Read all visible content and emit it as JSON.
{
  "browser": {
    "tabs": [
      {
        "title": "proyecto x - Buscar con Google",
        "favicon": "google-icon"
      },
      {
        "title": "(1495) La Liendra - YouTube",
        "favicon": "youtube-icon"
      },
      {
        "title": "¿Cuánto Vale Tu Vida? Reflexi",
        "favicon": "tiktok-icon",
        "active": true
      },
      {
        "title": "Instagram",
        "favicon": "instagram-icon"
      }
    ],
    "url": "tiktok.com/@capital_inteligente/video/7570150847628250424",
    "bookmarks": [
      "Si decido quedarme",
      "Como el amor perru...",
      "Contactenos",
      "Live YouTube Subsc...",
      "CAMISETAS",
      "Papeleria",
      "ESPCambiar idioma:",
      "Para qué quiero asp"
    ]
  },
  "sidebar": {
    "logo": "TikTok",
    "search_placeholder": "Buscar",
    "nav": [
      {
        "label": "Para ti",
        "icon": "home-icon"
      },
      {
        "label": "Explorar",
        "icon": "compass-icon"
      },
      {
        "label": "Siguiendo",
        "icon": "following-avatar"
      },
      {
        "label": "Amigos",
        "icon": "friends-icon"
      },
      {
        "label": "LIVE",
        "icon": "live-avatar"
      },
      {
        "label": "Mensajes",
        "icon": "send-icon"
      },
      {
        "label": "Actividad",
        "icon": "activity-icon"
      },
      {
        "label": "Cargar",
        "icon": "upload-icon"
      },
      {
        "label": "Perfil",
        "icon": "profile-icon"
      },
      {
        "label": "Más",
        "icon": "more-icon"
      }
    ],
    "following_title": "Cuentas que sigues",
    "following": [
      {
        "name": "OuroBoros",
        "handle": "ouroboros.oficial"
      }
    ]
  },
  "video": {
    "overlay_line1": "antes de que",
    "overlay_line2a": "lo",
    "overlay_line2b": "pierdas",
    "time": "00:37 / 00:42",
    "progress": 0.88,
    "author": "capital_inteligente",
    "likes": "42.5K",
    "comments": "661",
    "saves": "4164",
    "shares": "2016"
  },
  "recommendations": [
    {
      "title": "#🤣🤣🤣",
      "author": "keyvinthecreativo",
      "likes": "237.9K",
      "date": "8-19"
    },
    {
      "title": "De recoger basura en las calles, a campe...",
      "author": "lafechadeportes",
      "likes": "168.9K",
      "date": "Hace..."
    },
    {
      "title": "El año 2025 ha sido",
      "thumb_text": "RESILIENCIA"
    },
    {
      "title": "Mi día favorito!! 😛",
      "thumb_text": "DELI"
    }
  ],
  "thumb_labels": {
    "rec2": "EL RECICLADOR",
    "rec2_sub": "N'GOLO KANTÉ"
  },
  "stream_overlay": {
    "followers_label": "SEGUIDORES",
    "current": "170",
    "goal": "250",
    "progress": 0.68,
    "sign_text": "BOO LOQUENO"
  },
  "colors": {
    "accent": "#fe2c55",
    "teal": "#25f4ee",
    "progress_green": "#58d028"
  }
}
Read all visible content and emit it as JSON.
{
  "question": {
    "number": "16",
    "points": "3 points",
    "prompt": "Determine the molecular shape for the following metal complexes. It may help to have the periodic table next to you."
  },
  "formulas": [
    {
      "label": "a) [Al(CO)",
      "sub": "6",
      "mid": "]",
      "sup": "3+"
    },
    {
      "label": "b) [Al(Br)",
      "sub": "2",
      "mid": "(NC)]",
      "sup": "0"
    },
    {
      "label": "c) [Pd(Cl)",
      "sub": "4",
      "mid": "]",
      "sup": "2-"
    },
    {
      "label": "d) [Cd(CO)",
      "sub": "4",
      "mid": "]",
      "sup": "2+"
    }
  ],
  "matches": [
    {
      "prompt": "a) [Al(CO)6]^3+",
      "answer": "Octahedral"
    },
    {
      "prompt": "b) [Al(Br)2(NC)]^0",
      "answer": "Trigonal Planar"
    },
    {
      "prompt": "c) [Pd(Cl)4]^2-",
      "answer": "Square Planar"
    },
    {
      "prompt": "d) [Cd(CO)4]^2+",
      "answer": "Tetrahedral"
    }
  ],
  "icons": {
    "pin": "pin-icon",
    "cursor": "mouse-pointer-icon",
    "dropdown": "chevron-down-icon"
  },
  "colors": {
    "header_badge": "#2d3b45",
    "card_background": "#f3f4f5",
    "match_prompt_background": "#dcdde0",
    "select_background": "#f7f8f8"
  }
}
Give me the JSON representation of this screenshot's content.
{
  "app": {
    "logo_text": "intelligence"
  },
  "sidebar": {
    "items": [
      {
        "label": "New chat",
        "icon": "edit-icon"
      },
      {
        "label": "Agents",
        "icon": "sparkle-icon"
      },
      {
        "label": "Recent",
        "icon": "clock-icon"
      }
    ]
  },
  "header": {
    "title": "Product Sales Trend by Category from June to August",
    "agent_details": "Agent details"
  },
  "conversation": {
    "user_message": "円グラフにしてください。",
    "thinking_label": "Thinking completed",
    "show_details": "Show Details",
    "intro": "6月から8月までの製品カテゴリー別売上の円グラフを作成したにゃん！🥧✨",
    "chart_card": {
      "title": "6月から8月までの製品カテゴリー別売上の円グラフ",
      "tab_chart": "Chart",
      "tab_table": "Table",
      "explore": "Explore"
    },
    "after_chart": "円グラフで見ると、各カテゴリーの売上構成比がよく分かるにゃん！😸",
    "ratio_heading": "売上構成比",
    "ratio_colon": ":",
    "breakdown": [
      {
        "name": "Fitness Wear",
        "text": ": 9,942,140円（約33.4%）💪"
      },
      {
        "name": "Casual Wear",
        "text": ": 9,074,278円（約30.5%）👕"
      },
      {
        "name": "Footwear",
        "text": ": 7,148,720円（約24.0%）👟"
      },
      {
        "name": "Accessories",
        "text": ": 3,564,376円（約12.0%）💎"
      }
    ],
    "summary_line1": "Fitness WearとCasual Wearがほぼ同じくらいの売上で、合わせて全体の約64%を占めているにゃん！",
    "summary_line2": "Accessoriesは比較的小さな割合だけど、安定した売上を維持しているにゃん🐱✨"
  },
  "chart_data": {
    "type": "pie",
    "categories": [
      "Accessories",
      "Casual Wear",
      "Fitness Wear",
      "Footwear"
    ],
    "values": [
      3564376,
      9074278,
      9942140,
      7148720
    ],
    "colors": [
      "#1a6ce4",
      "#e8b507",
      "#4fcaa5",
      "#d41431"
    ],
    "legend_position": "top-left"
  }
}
···
EXERCISE AIM | Copy out all lines where the word "Fitness" appears.

PROBLEM SOLUTION |
        "name": "Fitness Wear",
    "summary_line1": "Fitness WearとCasual Wearがほぼ同じくらいの売上で、合わせて全体の約64%を占めているにゃん！",
      "Fitness Wear",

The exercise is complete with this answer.